[Items from a data source]

-=-=-=-=-

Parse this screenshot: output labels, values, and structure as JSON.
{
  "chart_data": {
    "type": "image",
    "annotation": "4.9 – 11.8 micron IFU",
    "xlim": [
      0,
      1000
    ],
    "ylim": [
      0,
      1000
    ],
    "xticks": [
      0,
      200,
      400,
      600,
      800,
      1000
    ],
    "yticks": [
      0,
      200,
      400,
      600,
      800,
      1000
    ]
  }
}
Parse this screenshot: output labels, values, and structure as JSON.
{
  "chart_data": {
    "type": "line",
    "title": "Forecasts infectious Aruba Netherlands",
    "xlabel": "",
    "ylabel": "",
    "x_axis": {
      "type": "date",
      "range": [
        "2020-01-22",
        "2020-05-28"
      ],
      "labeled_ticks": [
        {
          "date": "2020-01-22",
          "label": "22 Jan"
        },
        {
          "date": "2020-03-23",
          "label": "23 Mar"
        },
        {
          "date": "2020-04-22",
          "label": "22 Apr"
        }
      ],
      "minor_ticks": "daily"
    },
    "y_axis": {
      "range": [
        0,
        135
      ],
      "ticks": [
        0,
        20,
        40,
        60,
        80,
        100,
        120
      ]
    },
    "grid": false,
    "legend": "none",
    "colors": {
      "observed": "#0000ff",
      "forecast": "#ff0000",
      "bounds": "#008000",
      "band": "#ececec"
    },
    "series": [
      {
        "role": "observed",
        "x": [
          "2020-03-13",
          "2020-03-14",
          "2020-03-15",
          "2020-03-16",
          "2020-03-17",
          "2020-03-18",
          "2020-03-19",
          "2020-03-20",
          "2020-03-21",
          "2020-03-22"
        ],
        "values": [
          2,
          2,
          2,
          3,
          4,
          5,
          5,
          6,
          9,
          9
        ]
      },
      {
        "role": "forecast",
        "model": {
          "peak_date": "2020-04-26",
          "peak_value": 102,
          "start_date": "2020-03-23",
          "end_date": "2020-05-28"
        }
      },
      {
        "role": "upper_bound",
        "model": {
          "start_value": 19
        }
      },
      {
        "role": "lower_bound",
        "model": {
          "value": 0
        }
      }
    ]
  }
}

-=-=-=-=-

### What you have to do:
Set out the complete listing exactly as shown.

### Solution:
Parse this screenshot: output labels, values, and structure as JSON.
{
  "chart_data": {
    "type": "image",
    "annotation": "4.9 – 11.8 micron IFU",
    "xlim": [
      0,
      1000
    ],
    "ylim": [
      0,
      1000
    ],
    "xticks": [
      0,
      200,
      400,
      600,
      800,
      1000
    ],
    "yticks": [
      0,
      200,
      400,
      600,
      800,
      1000
    ]
  }
}
Parse this screenshot: output labels, values, and structure as JSON.
{
  "chart_data": {
    "type": "line",
    "title": "Forecasts infectious Aruba Netherlands",
    "xlabel": "",
    "ylabel": "",
    "x_axis": {
      "type": "date",
      "range": [
        "2020-01-22",
        "2020-05-28"
      ],
      "labeled_ticks": [
        {
          "date": "2020-01-22",
          "label": "22 Jan"
        },
        {
          "date": "2020-03-23",
          "label": "23 Mar"
        },
        {
          "date": "2020-04-22",
          "label": "22 Apr"
        }
      ],
      "minor_ticks": "daily"
    },
    "y_axis": {
      "range": [
        0,
        135
      ],
      "ticks": [
        0,
        20,
        40,
        60,
        80,
        100,
        120
      ]
    },
    "grid": false,
    "legend": "none",
    "colors": {
      "observed": "#0000ff",
      "forecast": "#ff0000",
      "bounds": "#008000",
      "band": "#ececec"
    },
    "series": [
      {
        "role": "observed",
        "x": [
          "2020-03-13",
          "2020-03-14",
          "2020-03-15",
          "2020-03-16",
          "2020-03-17",
          "2020-03-18",
          "2020-03-19",
          "2020-03-20",
          "2020-03-21",
          "2020-03-22"
        ],
        "values": [
          2,
          2,
          2,
          3,
          4,
          5,
          5,
          6,
          9,
          9
        ]
      },
      {
        "role": "forecast",
        "model": {
          "peak_date": "2020-04-26",
          "peak_value": 102,
          "start_date": "2020-03-23",
          "end_date": "2020-05-28"
        }
      },
      {
        "role": "upper_bound",
        "model": {
          "start_value": 19
        }
      },
      {
        "role": "lower_bound",
        "model": {
          "value": 0
        }
      }
    ]
  }
}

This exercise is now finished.